## BEGIN Record extracts

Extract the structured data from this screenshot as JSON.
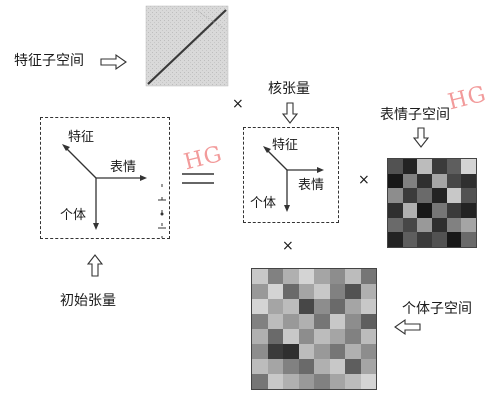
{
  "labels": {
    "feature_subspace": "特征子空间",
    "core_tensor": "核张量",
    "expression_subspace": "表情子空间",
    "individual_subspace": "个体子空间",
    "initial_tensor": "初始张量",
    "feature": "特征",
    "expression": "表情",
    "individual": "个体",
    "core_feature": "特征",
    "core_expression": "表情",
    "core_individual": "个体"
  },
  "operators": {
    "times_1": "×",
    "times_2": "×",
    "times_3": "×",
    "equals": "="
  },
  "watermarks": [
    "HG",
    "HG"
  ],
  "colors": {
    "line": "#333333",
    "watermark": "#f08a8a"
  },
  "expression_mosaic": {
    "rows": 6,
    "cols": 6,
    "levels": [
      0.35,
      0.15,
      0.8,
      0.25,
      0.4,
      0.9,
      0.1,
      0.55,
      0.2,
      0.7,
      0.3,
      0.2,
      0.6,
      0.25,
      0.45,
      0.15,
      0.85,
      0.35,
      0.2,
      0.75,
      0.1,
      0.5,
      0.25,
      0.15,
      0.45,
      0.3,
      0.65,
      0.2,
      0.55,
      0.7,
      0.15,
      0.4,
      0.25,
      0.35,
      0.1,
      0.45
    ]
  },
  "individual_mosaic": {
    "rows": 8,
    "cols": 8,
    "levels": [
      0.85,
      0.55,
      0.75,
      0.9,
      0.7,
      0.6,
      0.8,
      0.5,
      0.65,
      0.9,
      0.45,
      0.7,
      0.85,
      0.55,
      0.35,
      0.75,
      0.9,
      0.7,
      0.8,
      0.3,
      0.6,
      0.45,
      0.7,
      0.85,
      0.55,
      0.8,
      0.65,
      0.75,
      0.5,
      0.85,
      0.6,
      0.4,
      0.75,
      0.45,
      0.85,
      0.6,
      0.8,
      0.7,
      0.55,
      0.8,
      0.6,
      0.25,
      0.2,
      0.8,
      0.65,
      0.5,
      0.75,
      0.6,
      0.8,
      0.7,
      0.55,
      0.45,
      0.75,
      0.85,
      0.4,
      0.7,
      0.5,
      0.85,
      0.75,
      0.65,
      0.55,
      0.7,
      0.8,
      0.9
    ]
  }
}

## END Record extracts

◆ **What to work on**: From the records given above, reproduce all text exactly and exclude each picture.

◆ **Full output**:
Extract the structured data from this screenshot as JSON.
{
  "labels": {
    "feature_subspace": "特征子空间",
    "core_tensor": "核张量",
    "expression_subspace": "表情子空间",
    "individual_subspace": "个体子空间",
    "initial_tensor": "初始张量",
    "feature": "特征",
    "expression": "表情",
    "individual": "个体",
    "core_feature": "特征",
    "core_expression": "表情",
    "core_individual": "个体"
  },
  "operators": {
    "times_1": "×",
    "times_2": "×",
    "times_3": "×",
    "equals": "="
  },
  "watermarks": [
    "HG",
    "HG"
  ],
  "colors": {
    "line": "#333333",
    "watermark": "#f08a8a"
  },
  "expression_mosaic": {
    "rows": 6,
    "cols": 6,
    "levels": [
      0.35,
      0.15,
      0.8,
      0.25,
      0.4,
      0.9,
      0.1,
      0.55,
      0.2,
      0.7,
      0.3,
      0.2,
      0.6,
      0.25,
      0.45,
      0.15,
      0.85,
      0.35,
      0.2,
      0.75,
      0.1,
      0.5,
      0.25,
      0.15,
      0.45,
      0.3,
      0.65,
      0.2,
      0.55,
      0.7,
      0.15,
      0.4,
      0.25,
      0.35,
      0.1,
      0.45
    ]
  },
  "individual_mosaic": {
    "rows": 8,
    "cols": 8,
    "levels": [
      0.85,
      0.55,
      0.75,
      0.9,
      0.7,
      0.6,
      0.8,
      0.5,
      0.65,
      0.9,
      0.45,
      0.7,
      0.85,
      0.55,
      0.35,
      0.75,
      0.9,
      0.7,
      0.8,
      0.3,
      0.6,
      0.45,
      0.7,
      0.85,
      0.55,
      0.8,
      0.65,
      0.75,
      0.5,
      0.85,
      0.6,
      0.4,
      0.75,
      0.45,
      0.85,
      0.6,
      0.8,
      0.7,
      0.55,
      0.8,
      0.6,
      0.25,
      0.2,
      0.8,
      0.65,
      0.5,
      0.75,
      0.6,
      0.8,
      0.7,
      0.55,
      0.45,
      0.75,
      0.85,
      0.4,
      0.7,
      0.5,
      0.85,
      0.75,
      0.65,
      0.55,
      0.7,
      0.8,
      0.9
    ]
  }
}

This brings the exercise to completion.